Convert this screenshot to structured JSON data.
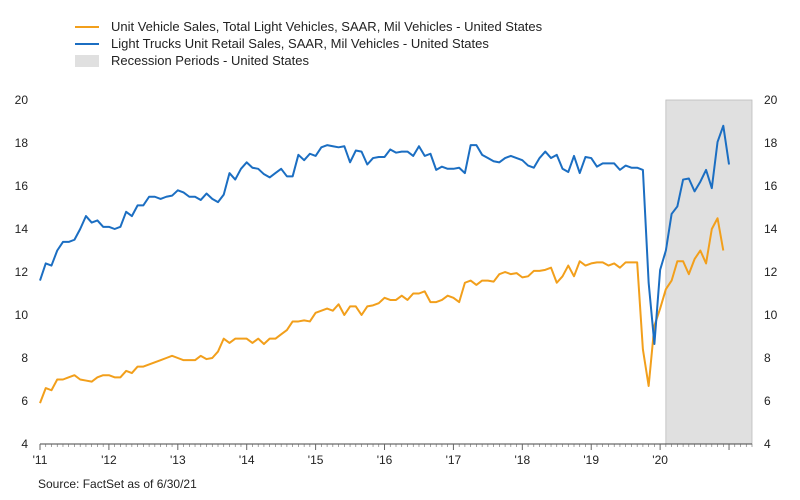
{
  "chart_data": {
    "type": "line",
    "legend_placement": "top-left",
    "legend": [
      {
        "label": "Unit Vehicle Sales, Total Light Vehicles, SAAR, Mil Vehicles - United States",
        "color": "#F29F1B",
        "kind": "line"
      },
      {
        "label": "Light Trucks Unit Retail Sales, SAAR, Mil Vehicles - United States",
        "color": "#1B6EC2",
        "kind": "line"
      },
      {
        "label": "Recession Periods - United States",
        "color": "#E0E0E0",
        "kind": "box"
      }
    ],
    "ylim": [
      4,
      20
    ],
    "yticks": [
      "4",
      "6",
      "8",
      "10",
      "12",
      "14",
      "16",
      "18",
      "20"
    ],
    "x_start": "2011-01",
    "x_end": "2021-05",
    "xticks": [
      {
        "label": "'11",
        "date": "2011-01"
      },
      {
        "label": "'12",
        "date": "2012-01"
      },
      {
        "label": "'13",
        "date": "2013-01"
      },
      {
        "label": "'14",
        "date": "2014-01"
      },
      {
        "label": "'15",
        "date": "2015-01"
      },
      {
        "label": "'16",
        "date": "2016-01"
      },
      {
        "label": "'17",
        "date": "2017-01"
      },
      {
        "label": "'18",
        "date": "2018-01"
      },
      {
        "label": "'19",
        "date": "2019-01"
      },
      {
        "label": "'20",
        "date": "2020-01"
      }
    ],
    "recession": {
      "start": "2020-02",
      "end": "2021-05",
      "color": "#E0E0E0"
    },
    "series": [
      {
        "name": "Unit Vehicle Sales, Total Light Vehicles, SAAR, Mil Vehicles - United States",
        "color": "#F29F1B",
        "points": [
          [
            "2011-01",
            5.9
          ],
          [
            "2011-02",
            6.6
          ],
          [
            "2011-03",
            6.5
          ],
          [
            "2011-04",
            7.0
          ],
          [
            "2011-05",
            7.0
          ],
          [
            "2011-06",
            7.1
          ],
          [
            "2011-07",
            7.2
          ],
          [
            "2011-08",
            7.0
          ],
          [
            "2011-09",
            6.95
          ],
          [
            "2011-10",
            6.9
          ],
          [
            "2011-11",
            7.1
          ],
          [
            "2011-12",
            7.2
          ],
          [
            "2012-01",
            7.2
          ],
          [
            "2012-02",
            7.1
          ],
          [
            "2012-03",
            7.1
          ],
          [
            "2012-04",
            7.4
          ],
          [
            "2012-05",
            7.3
          ],
          [
            "2012-06",
            7.6
          ],
          [
            "2012-07",
            7.6
          ],
          [
            "2012-08",
            7.7
          ],
          [
            "2012-09",
            7.8
          ],
          [
            "2012-10",
            7.9
          ],
          [
            "2012-11",
            8.0
          ],
          [
            "2012-12",
            8.1
          ],
          [
            "2013-01",
            8.0
          ],
          [
            "2013-02",
            7.9
          ],
          [
            "2013-03",
            7.9
          ],
          [
            "2013-04",
            7.9
          ],
          [
            "2013-05",
            8.1
          ],
          [
            "2013-06",
            7.95
          ],
          [
            "2013-07",
            8.0
          ],
          [
            "2013-08",
            8.3
          ],
          [
            "2013-09",
            8.9
          ],
          [
            "2013-10",
            8.7
          ],
          [
            "2013-11",
            8.9
          ],
          [
            "2013-12",
            8.9
          ],
          [
            "2014-01",
            8.9
          ],
          [
            "2014-02",
            8.7
          ],
          [
            "2014-03",
            8.9
          ],
          [
            "2014-04",
            8.65
          ],
          [
            "2014-05",
            8.9
          ],
          [
            "2014-06",
            8.9
          ],
          [
            "2014-07",
            9.1
          ],
          [
            "2014-08",
            9.3
          ],
          [
            "2014-09",
            9.7
          ],
          [
            "2014-10",
            9.7
          ],
          [
            "2014-11",
            9.75
          ],
          [
            "2014-12",
            9.7
          ],
          [
            "2015-01",
            10.1
          ],
          [
            "2015-02",
            10.2
          ],
          [
            "2015-03",
            10.3
          ],
          [
            "2015-04",
            10.2
          ],
          [
            "2015-05",
            10.5
          ],
          [
            "2015-06",
            10.0
          ],
          [
            "2015-07",
            10.4
          ],
          [
            "2015-08",
            10.4
          ],
          [
            "2015-09",
            10.0
          ],
          [
            "2015-10",
            10.4
          ],
          [
            "2015-11",
            10.45
          ],
          [
            "2015-12",
            10.55
          ],
          [
            "2016-01",
            10.8
          ],
          [
            "2016-02",
            10.7
          ],
          [
            "2016-03",
            10.7
          ],
          [
            "2016-04",
            10.9
          ],
          [
            "2016-05",
            10.7
          ],
          [
            "2016-06",
            11.0
          ],
          [
            "2016-07",
            11.0
          ],
          [
            "2016-08",
            11.1
          ],
          [
            "2016-09",
            10.6
          ],
          [
            "2016-10",
            10.6
          ],
          [
            "2016-11",
            10.7
          ],
          [
            "2016-12",
            10.9
          ],
          [
            "2017-01",
            10.8
          ],
          [
            "2017-02",
            10.6
          ],
          [
            "2017-03",
            11.5
          ],
          [
            "2017-04",
            11.6
          ],
          [
            "2017-05",
            11.4
          ],
          [
            "2017-06",
            11.6
          ],
          [
            "2017-07",
            11.6
          ],
          [
            "2017-08",
            11.55
          ],
          [
            "2017-09",
            11.9
          ],
          [
            "2017-10",
            12.0
          ],
          [
            "2017-11",
            11.9
          ],
          [
            "2017-12",
            11.95
          ],
          [
            "2018-01",
            11.75
          ],
          [
            "2018-02",
            11.8
          ],
          [
            "2018-03",
            12.05
          ],
          [
            "2018-04",
            12.05
          ],
          [
            "2018-05",
            12.1
          ],
          [
            "2018-06",
            12.2
          ],
          [
            "2018-07",
            11.5
          ],
          [
            "2018-08",
            11.8
          ],
          [
            "2018-09",
            12.3
          ],
          [
            "2018-10",
            11.8
          ],
          [
            "2018-11",
            12.5
          ],
          [
            "2018-12",
            12.3
          ],
          [
            "2019-01",
            12.4
          ],
          [
            "2019-02",
            12.45
          ],
          [
            "2019-03",
            12.45
          ],
          [
            "2019-04",
            12.3
          ],
          [
            "2019-05",
            12.4
          ],
          [
            "2019-06",
            12.2
          ],
          [
            "2019-07",
            12.45
          ],
          [
            "2019-08",
            12.45
          ],
          [
            "2019-09",
            12.45
          ],
          [
            "2019-10",
            8.4
          ],
          [
            "2019-11",
            6.7
          ],
          [
            "2019-12",
            9.5
          ],
          [
            "2020-01",
            10.3
          ],
          [
            "2020-02",
            11.2
          ],
          [
            "2020-03",
            11.6
          ],
          [
            "2020-04",
            12.5
          ],
          [
            "2020-05",
            12.5
          ],
          [
            "2020-06",
            11.9
          ],
          [
            "2020-07",
            12.6
          ],
          [
            "2020-08",
            13.0
          ],
          [
            "2020-09",
            12.4
          ],
          [
            "2020-10",
            14.0
          ],
          [
            "2020-11",
            14.5
          ],
          [
            "2020-12",
            13.0
          ]
        ]
      },
      {
        "name": "Light Trucks Unit Retail Sales, SAAR, Mil Vehicles - United States",
        "color": "#1B6EC2",
        "points": [
          [
            "2011-01",
            11.6
          ],
          [
            "2011-02",
            12.4
          ],
          [
            "2011-03",
            12.3
          ],
          [
            "2011-04",
            13.0
          ],
          [
            "2011-05",
            13.4
          ],
          [
            "2011-06",
            13.4
          ],
          [
            "2011-07",
            13.5
          ],
          [
            "2011-08",
            14.0
          ],
          [
            "2011-09",
            14.6
          ],
          [
            "2011-10",
            14.3
          ],
          [
            "2011-11",
            14.4
          ],
          [
            "2011-12",
            14.1
          ],
          [
            "2012-01",
            14.1
          ],
          [
            "2012-02",
            14.0
          ],
          [
            "2012-03",
            14.1
          ],
          [
            "2012-04",
            14.8
          ],
          [
            "2012-05",
            14.6
          ],
          [
            "2012-06",
            15.1
          ],
          [
            "2012-07",
            15.1
          ],
          [
            "2012-08",
            15.5
          ],
          [
            "2012-09",
            15.5
          ],
          [
            "2012-10",
            15.4
          ],
          [
            "2012-11",
            15.5
          ],
          [
            "2012-12",
            15.55
          ],
          [
            "2013-01",
            15.8
          ],
          [
            "2013-02",
            15.7
          ],
          [
            "2013-03",
            15.5
          ],
          [
            "2013-04",
            15.5
          ],
          [
            "2013-05",
            15.35
          ],
          [
            "2013-06",
            15.65
          ],
          [
            "2013-07",
            15.4
          ],
          [
            "2013-08",
            15.25
          ],
          [
            "2013-09",
            15.6
          ],
          [
            "2013-10",
            16.6
          ],
          [
            "2013-11",
            16.3
          ],
          [
            "2013-12",
            16.8
          ],
          [
            "2014-01",
            17.1
          ],
          [
            "2014-02",
            16.85
          ],
          [
            "2014-03",
            16.8
          ],
          [
            "2014-04",
            16.55
          ],
          [
            "2014-05",
            16.4
          ],
          [
            "2014-06",
            16.6
          ],
          [
            "2014-07",
            16.8
          ],
          [
            "2014-08",
            16.45
          ],
          [
            "2014-09",
            16.45
          ],
          [
            "2014-10",
            17.45
          ],
          [
            "2014-11",
            17.2
          ],
          [
            "2014-12",
            17.5
          ],
          [
            "2015-01",
            17.4
          ],
          [
            "2015-02",
            17.8
          ],
          [
            "2015-03",
            17.9
          ],
          [
            "2015-04",
            17.85
          ],
          [
            "2015-05",
            17.8
          ],
          [
            "2015-06",
            17.85
          ],
          [
            "2015-07",
            17.1
          ],
          [
            "2015-08",
            17.65
          ],
          [
            "2015-09",
            17.6
          ],
          [
            "2015-10",
            17.0
          ],
          [
            "2015-11",
            17.3
          ],
          [
            "2015-12",
            17.35
          ],
          [
            "2016-01",
            17.35
          ],
          [
            "2016-02",
            17.7
          ],
          [
            "2016-03",
            17.55
          ],
          [
            "2016-04",
            17.6
          ],
          [
            "2016-05",
            17.6
          ],
          [
            "2016-06",
            17.4
          ],
          [
            "2016-07",
            17.85
          ],
          [
            "2016-08",
            17.4
          ],
          [
            "2016-09",
            17.5
          ],
          [
            "2016-10",
            16.75
          ],
          [
            "2016-11",
            16.9
          ],
          [
            "2016-12",
            16.8
          ],
          [
            "2017-01",
            16.8
          ],
          [
            "2017-02",
            16.85
          ],
          [
            "2017-03",
            16.6
          ],
          [
            "2017-04",
            17.9
          ],
          [
            "2017-05",
            17.9
          ],
          [
            "2017-06",
            17.45
          ],
          [
            "2017-07",
            17.3
          ],
          [
            "2017-08",
            17.15
          ],
          [
            "2017-09",
            17.1
          ],
          [
            "2017-10",
            17.3
          ],
          [
            "2017-11",
            17.4
          ],
          [
            "2017-12",
            17.3
          ],
          [
            "2018-01",
            17.2
          ],
          [
            "2018-02",
            16.95
          ],
          [
            "2018-03",
            16.85
          ],
          [
            "2018-04",
            17.3
          ],
          [
            "2018-05",
            17.6
          ],
          [
            "2018-06",
            17.3
          ],
          [
            "2018-07",
            17.45
          ],
          [
            "2018-08",
            16.8
          ],
          [
            "2018-09",
            16.65
          ],
          [
            "2018-10",
            17.4
          ],
          [
            "2018-11",
            16.6
          ],
          [
            "2018-12",
            17.35
          ],
          [
            "2019-01",
            17.3
          ],
          [
            "2019-02",
            16.9
          ],
          [
            "2019-03",
            17.05
          ],
          [
            "2019-04",
            17.05
          ],
          [
            "2019-05",
            17.05
          ],
          [
            "2019-06",
            16.75
          ],
          [
            "2019-07",
            16.95
          ],
          [
            "2019-08",
            16.85
          ],
          [
            "2019-09",
            16.85
          ],
          [
            "2019-10",
            16.75
          ],
          [
            "2019-11",
            11.5
          ],
          [
            "2019-12",
            8.65
          ],
          [
            "2020-01",
            12.1
          ],
          [
            "2020-02",
            13.0
          ],
          [
            "2020-03",
            14.7
          ],
          [
            "2020-04",
            15.05
          ],
          [
            "2020-05",
            16.3
          ],
          [
            "2020-06",
            16.35
          ],
          [
            "2020-07",
            15.75
          ],
          [
            "2020-08",
            16.2
          ],
          [
            "2020-09",
            16.75
          ],
          [
            "2020-10",
            15.9
          ],
          [
            "2020-11",
            18.05
          ],
          [
            "2020-12",
            18.8
          ],
          [
            "2021-01",
            17.0
          ]
        ]
      }
    ]
  },
  "source": "Source: FactSet as of 6/30/21"
}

-*-*-

◆ **WORK REQUIRED**
Scan the listing above for the word "Light" and show each line where it is found.

◆ **CORRECT RESPONSE**
        "label": "Unit Vehicle Sales, Total Light Vehicles, SAAR, Mil Vehicles - United States",
        "label": "Light Trucks Unit Retail Sales, SAAR, Mil Vehicles - United States",
        "name": "Unit Vehicle Sales, Total Light Vehicles, SAAR, Mil Vehicles - United States",
        "name": "Light Trucks Unit Retail Sales, SAAR, Mil Vehicles - United States",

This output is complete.